Write the data out again exactly, with no pictures.
##### Data section
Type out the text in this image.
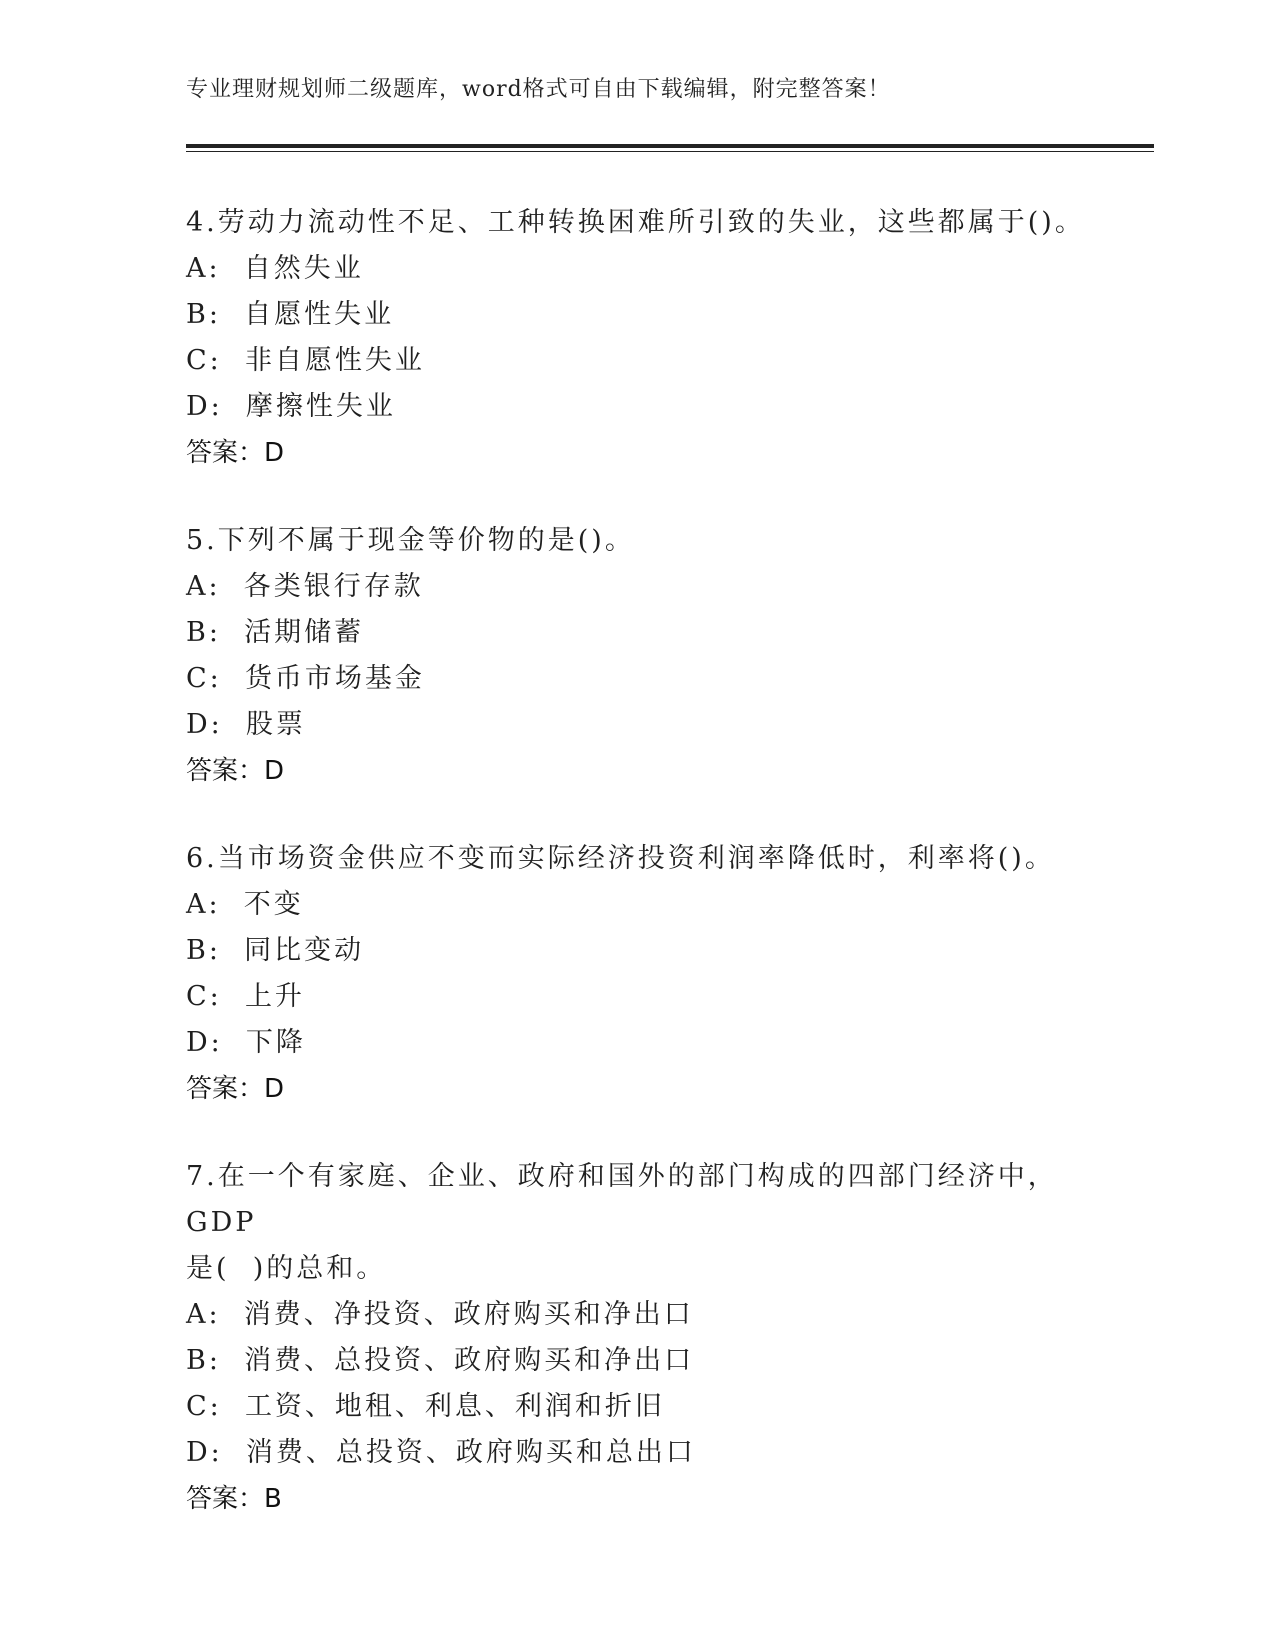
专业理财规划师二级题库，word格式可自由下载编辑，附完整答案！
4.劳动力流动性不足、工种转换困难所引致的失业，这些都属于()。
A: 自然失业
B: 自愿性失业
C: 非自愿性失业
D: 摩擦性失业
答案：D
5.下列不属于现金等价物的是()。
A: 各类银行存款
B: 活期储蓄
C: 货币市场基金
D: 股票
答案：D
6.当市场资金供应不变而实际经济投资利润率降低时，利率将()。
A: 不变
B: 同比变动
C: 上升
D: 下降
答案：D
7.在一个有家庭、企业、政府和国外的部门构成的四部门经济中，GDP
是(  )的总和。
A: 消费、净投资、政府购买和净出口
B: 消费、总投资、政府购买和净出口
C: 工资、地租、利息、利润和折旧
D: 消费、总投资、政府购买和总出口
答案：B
##########
● **Answer below**
Type out the text in this image.
专业理财规划师二级题库，word格式可自由下载编辑，附完整答案！
4.劳动力流动性不足、工种转换困难所引致的失业，这些都属于()。
A: 自然失业
B: 自愿性失业
C: 非自愿性失业
D: 摩擦性失业
答案：D
5.下列不属于现金等价物的是()。
A: 各类银行存款
B: 活期储蓄
C: 货币市场基金
D: 股票
答案：D
6.当市场资金供应不变而实际经济投资利润率降低时，利率将()。
A: 不变
B: 同比变动
C: 上升
D: 下降
答案：D
7.在一个有家庭、企业、政府和国外的部门构成的四部门经济中，GDP
是(  )的总和。
A: 消费、净投资、政府购买和净出口
B: 消费、总投资、政府购买和净出口
C: 工资、地租、利息、利润和折旧
D: 消费、总投资、政府购买和总出口
答案：B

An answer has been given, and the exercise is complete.